◆ Task prompt
Of the lines in the listing, how many include the string "количество"? Write the number and nothing else.

◆ Data for the task
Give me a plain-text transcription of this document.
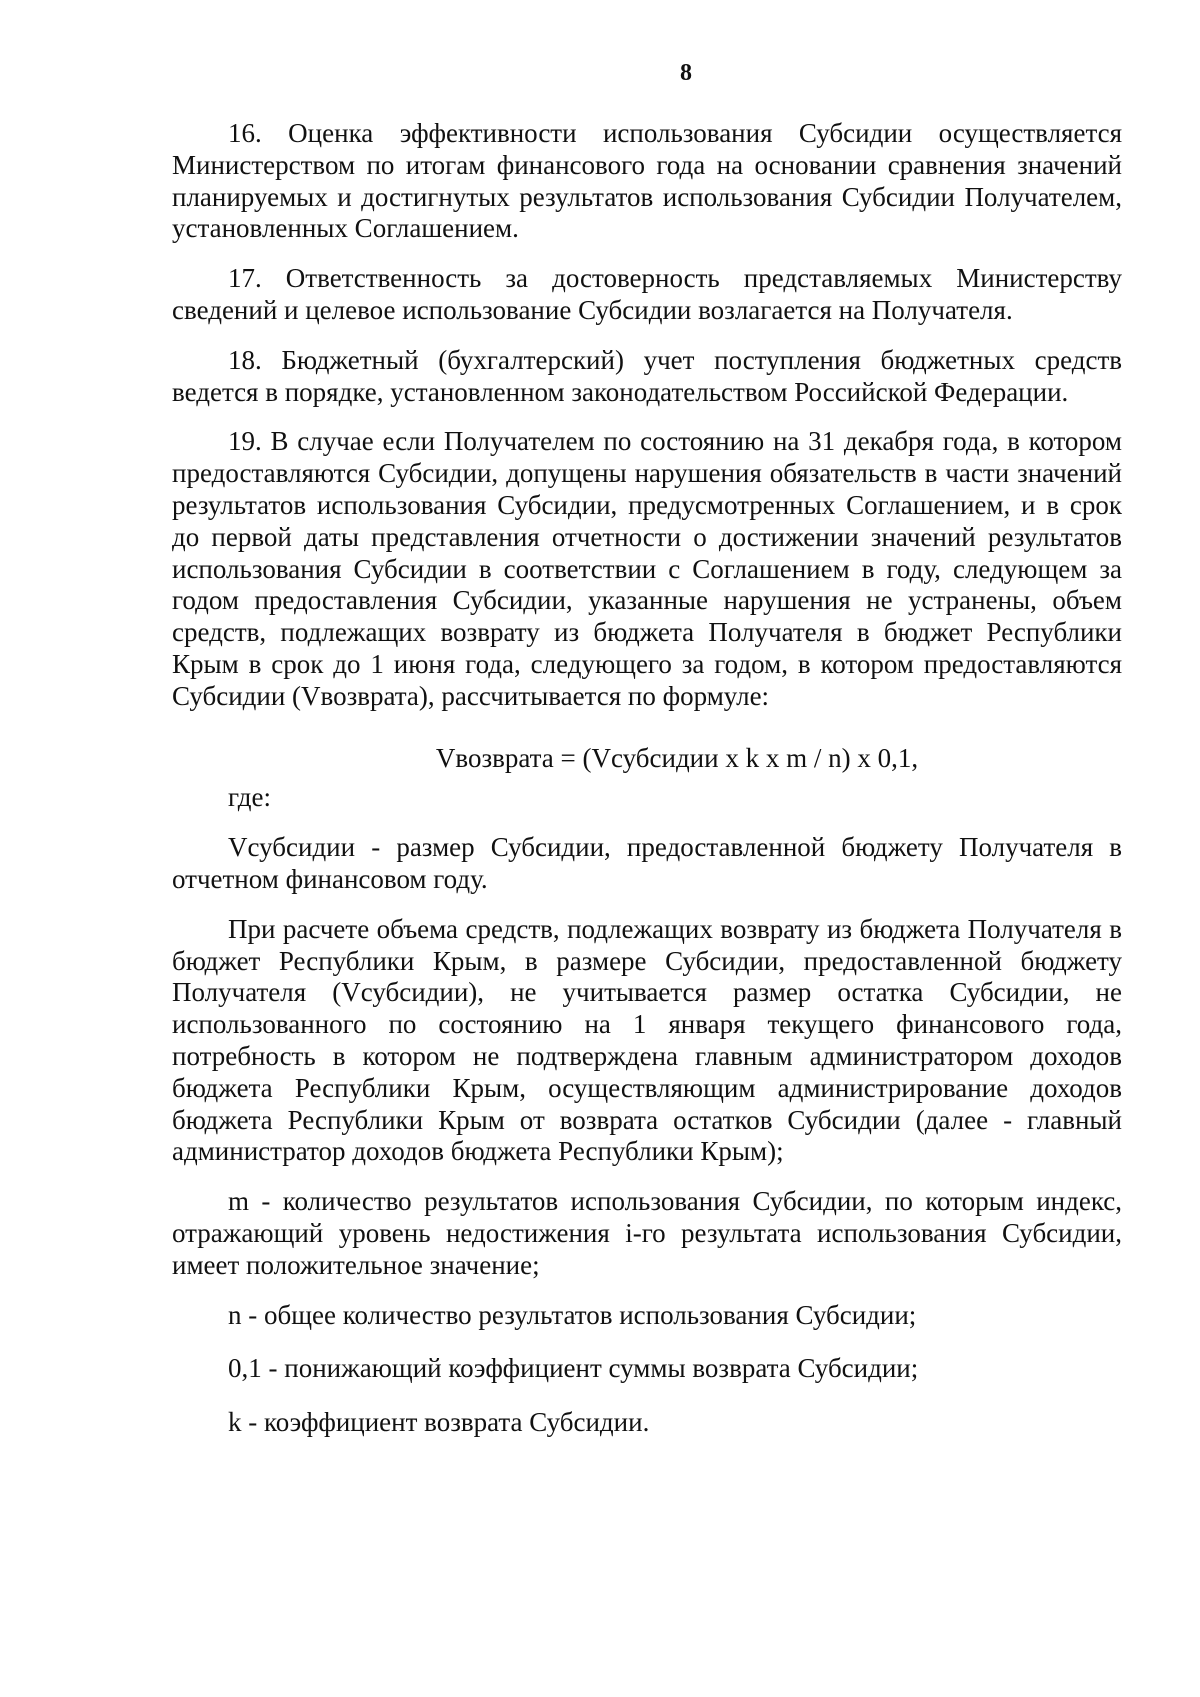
8

16. Оценка эффективности использования Субсидии осуществляется Министерством по итогам финансового года на основании сравнения значений планируемых и достигнутых результатов использования Субсидии Получателем, установленных Соглашением.

17. Ответственность за достоверность представляемых Министерству сведений и целевое использование Субсидии возлагается на Получателя.

18. Бюджетный (бухгалтерский) учет поступления бюджетных средств ведется в порядке, установленном законодательством Российской Федерации.

19. В случае если Получателем по состоянию на 31 декабря года, в котором предоставляются Субсидии, допущены нарушения обязательств в части значений результатов использования Субсидии, предусмотренных Соглашением, и в срок до первой даты представления отчетности о достижении значений результатов использования Субсидии в соответствии с Соглашением в году, следующем за годом предоставления Субсидии, указанные нарушения не устранены, объем средств, подлежащих возврату из бюджета Получателя в бюджет Республики Крым в срок до 1 июня года, следующего за годом, в котором предоставляются Субсидии (Vвозврата), рассчитывается по формуле:

Vвозврата = (Vсубсидии x k x m / n) x 0,1,
где:

Vсубсидии - размер Субсидии, предоставленной бюджету Получателя в отчетном финансовом году.

При расчете объема средств, подлежащих возврату из бюджета Получателя в бюджет Республики Крым, в размере Субсидии, предоставленной бюджету Получателя (Vсубсидии), не учитывается размер остатка Субсидии, не использованного по состоянию на 1 января текущего финансового года, потребность в котором не подтверждена главным администратором доходов бюджета Республики Крым, осуществляющим администрирование доходов бюджета Республики Крым от возврата остатков Субсидии (далее - главный администратор доходов бюджета Республики Крым);

m - количество результатов использования Субсидии, по которым индекс, отражающий уровень недостижения i-го результата использования Субсидии, имеет положительное значение;

n - общее количество результатов использования Субсидии;

0,1 - понижающий коэффициент суммы возврата Субсидии;

k - коэффициент возврата Субсидии.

◆ Response to this task
2